# [Problem requirements]
Print out each record below, unaltered and complete, without its images.

# [Raw records]
'''

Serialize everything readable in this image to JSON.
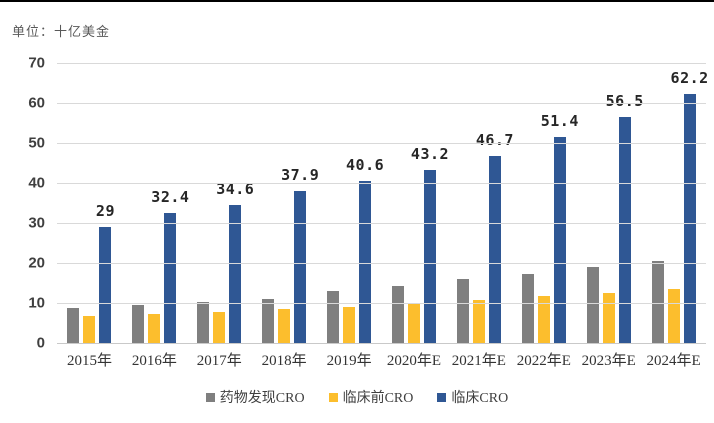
{
  "unit_label": "单位：十亿美金",
  "colors": {
    "drug_discovery": "#7f7f7f",
    "preclinical": "#fcbe2d",
    "clinical": "#2f5794",
    "gridline": "#d9d9d9",
    "top_border": "#000000",
    "axis_text": "#3f3f3f"
  },
  "chart_data": {
    "type": "bar",
    "title": "",
    "unit": "十亿美金",
    "categories": [
      "2015年",
      "2016年",
      "2017年",
      "2018年",
      "2019年",
      "2020年E",
      "2021年E",
      "2022年E",
      "2023年E",
      "2024年E"
    ],
    "series": [
      {
        "name": "药物发现CRO",
        "color": "#7f7f7f",
        "values": [
          8.7,
          9.6,
          10.3,
          11.1,
          12.9,
          14.3,
          15.9,
          17.2,
          18.9,
          20.5
        ],
        "labels_visible": false
      },
      {
        "name": "临床前CRO",
        "color": "#fcbe2d",
        "values": [
          6.8,
          7.2,
          7.8,
          8.4,
          9.0,
          9.7,
          10.7,
          11.8,
          12.4,
          13.5
        ],
        "labels_visible": false
      },
      {
        "name": "临床CRO",
        "color": "#2f5794",
        "values": [
          29,
          32.4,
          34.6,
          37.9,
          40.6,
          43.2,
          46.7,
          51.4,
          56.5,
          62.2
        ],
        "labels_visible": true,
        "labels": [
          "29",
          "32.4",
          "34.6",
          "37.9",
          "40.6",
          "43.2",
          "46.7",
          "51.4",
          "56.5",
          "62.2"
        ]
      }
    ],
    "ylim": [
      0,
      70
    ],
    "ytick_step": 10,
    "yticks": [
      "70",
      "60",
      "50",
      "40",
      "30",
      "20",
      "10",
      "0"
    ],
    "grid": "horizontal",
    "legend_position": "bottom"
  }
}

'''

# [Correct response]
Serialize everything readable in this image to JSON.
{
  "unit_label": "单位：十亿美金",
  "colors": {
    "drug_discovery": "#7f7f7f",
    "preclinical": "#fcbe2d",
    "clinical": "#2f5794",
    "gridline": "#d9d9d9",
    "top_border": "#000000",
    "axis_text": "#3f3f3f"
  },
  "chart_data": {
    "type": "bar",
    "title": "",
    "unit": "十亿美金",
    "categories": [
      "2015年",
      "2016年",
      "2017年",
      "2018年",
      "2019年",
      "2020年E",
      "2021年E",
      "2022年E",
      "2023年E",
      "2024年E"
    ],
    "series": [
      {
        "name": "药物发现CRO",
        "color": "#7f7f7f",
        "values": [
          8.7,
          9.6,
          10.3,
          11.1,
          12.9,
          14.3,
          15.9,
          17.2,
          18.9,
          20.5
        ],
        "labels_visible": false
      },
      {
        "name": "临床前CRO",
        "color": "#fcbe2d",
        "values": [
          6.8,
          7.2,
          7.8,
          8.4,
          9.0,
          9.7,
          10.7,
          11.8,
          12.4,
          13.5
        ],
        "labels_visible": false
      },
      {
        "name": "临床CRO",
        "color": "#2f5794",
        "values": [
          29,
          32.4,
          34.6,
          37.9,
          40.6,
          43.2,
          46.7,
          51.4,
          56.5,
          62.2
        ],
        "labels_visible": true,
        "labels": [
          "29",
          "32.4",
          "34.6",
          "37.9",
          "40.6",
          "43.2",
          "46.7",
          "51.4",
          "56.5",
          "62.2"
        ]
      }
    ],
    "ylim": [
      0,
      70
    ],
    "ytick_step": 10,
    "yticks": [
      "70",
      "60",
      "50",
      "40",
      "30",
      "20",
      "10",
      "0"
    ],
    "grid": "horizontal",
    "legend_position": "bottom"
  }
}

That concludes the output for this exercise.